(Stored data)
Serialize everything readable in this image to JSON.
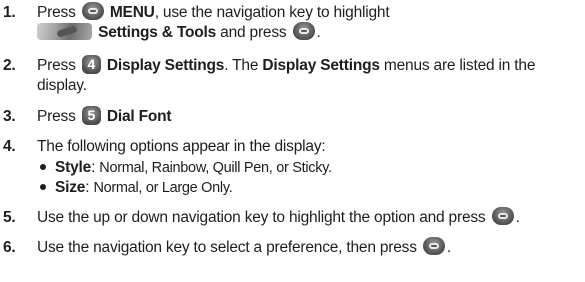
{
  "steps": [
    {
      "num": "1.",
      "line1_pre": "Press",
      "menu_label": "MENU",
      "line1_post": ", use the navigation key to highlight",
      "settings_label": "Settings & Tools",
      "line2_post": "and press",
      "line2_end": "."
    },
    {
      "num": "2.",
      "pre": "Press",
      "key_number": "4",
      "label": "Display Settings",
      "mid": ". The",
      "label2": "Display Settings",
      "post": "menus are listed in the",
      "line2": "display."
    },
    {
      "num": "3.",
      "pre": "Press",
      "key_number": "5",
      "label": "Dial Font",
      "post": "."
    },
    {
      "num": "4.",
      "text": "The following options appear in the display:"
    },
    {
      "num": "5.",
      "text": "Use the up or down navigation key to highlight the option and press",
      "end": "."
    },
    {
      "num": "6.",
      "text": "Use the navigation key to select a preference, then press",
      "end": "."
    }
  ],
  "options": [
    {
      "label": "Style",
      "sep": ":",
      "values": "Normal, Rainbow, Quill Pen, or Sticky."
    },
    {
      "label": "Size",
      "sep": ":",
      "values": "Normal, or Large Only."
    }
  ],
  "icons": {
    "menu_ok_key": "menu-ok-key-icon",
    "settings_tools": "settings-tools-icon",
    "key4": "number-4-key-icon",
    "key5": "number-5-key-icon"
  }
}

## What is being asked
Extract the entries in full, exactly as they are, minus the pictures.

## Task response
Serialize everything readable in this image to JSON.
{
  "steps": [
    {
      "num": "1.",
      "line1_pre": "Press",
      "menu_label": "MENU",
      "line1_post": ", use the navigation key to highlight",
      "settings_label": "Settings & Tools",
      "line2_post": "and press",
      "line2_end": "."
    },
    {
      "num": "2.",
      "pre": "Press",
      "key_number": "4",
      "label": "Display Settings",
      "mid": ". The",
      "label2": "Display Settings",
      "post": "menus are listed in the",
      "line2": "display."
    },
    {
      "num": "3.",
      "pre": "Press",
      "key_number": "5",
      "label": "Dial Font",
      "post": "."
    },
    {
      "num": "4.",
      "text": "The following options appear in the display:"
    },
    {
      "num": "5.",
      "text": "Use the up or down navigation key to highlight the option and press",
      "end": "."
    },
    {
      "num": "6.",
      "text": "Use the navigation key to select a preference, then press",
      "end": "."
    }
  ],
  "options": [
    {
      "label": "Style",
      "sep": ":",
      "values": "Normal, Rainbow, Quill Pen, or Sticky."
    },
    {
      "label": "Size",
      "sep": ":",
      "values": "Normal, or Large Only."
    }
  ],
  "icons": {
    "menu_ok_key": "menu-ok-key-icon",
    "settings_tools": "settings-tools-icon",
    "key4": "number-4-key-icon",
    "key5": "number-5-key-icon"
  }
}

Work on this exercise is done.